[DIRECTION]:
Report how many lines hold the word "color"; answer with the number alone.

[Records that describe figures]
*****

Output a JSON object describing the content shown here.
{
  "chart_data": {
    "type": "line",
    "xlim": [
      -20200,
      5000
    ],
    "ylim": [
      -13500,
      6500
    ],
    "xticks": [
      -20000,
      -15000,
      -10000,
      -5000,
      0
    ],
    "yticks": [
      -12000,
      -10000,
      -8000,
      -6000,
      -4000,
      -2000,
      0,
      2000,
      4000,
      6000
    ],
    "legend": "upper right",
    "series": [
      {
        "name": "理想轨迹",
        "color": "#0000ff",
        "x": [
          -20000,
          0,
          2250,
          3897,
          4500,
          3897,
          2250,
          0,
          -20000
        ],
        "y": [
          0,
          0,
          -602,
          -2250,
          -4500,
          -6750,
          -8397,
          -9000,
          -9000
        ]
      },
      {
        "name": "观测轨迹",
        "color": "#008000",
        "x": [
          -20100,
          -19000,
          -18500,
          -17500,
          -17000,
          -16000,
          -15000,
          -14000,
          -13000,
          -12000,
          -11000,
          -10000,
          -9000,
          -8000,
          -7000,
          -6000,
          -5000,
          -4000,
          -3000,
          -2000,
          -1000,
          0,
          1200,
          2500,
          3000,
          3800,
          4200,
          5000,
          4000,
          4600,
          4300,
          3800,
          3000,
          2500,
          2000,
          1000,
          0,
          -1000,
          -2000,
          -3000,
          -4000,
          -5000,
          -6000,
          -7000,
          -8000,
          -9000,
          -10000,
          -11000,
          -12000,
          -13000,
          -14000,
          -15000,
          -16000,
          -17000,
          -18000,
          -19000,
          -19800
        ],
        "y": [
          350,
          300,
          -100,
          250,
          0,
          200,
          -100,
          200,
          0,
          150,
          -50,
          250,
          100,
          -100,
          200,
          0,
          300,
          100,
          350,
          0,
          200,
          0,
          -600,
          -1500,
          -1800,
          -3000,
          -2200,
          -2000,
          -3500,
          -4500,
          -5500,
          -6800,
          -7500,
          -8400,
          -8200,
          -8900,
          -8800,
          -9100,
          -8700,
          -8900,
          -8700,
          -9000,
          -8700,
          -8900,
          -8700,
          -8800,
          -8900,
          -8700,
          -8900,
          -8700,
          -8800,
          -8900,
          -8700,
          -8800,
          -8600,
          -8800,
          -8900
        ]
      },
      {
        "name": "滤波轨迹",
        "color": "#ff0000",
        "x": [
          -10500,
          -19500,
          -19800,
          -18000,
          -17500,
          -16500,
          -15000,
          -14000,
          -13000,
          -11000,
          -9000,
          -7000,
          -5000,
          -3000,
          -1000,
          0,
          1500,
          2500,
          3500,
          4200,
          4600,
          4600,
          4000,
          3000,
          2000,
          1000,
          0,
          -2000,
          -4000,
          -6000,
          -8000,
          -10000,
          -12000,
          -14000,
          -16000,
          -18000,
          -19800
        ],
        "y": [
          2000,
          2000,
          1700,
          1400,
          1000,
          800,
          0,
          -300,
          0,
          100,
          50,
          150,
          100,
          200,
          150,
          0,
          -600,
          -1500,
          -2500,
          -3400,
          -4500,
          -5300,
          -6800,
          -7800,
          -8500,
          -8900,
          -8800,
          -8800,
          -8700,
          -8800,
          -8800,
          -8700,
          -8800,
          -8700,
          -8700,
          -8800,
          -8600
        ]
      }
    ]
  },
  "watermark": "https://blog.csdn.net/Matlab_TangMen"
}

*****

[SOLUTION TO THIS EXERCISE]:
3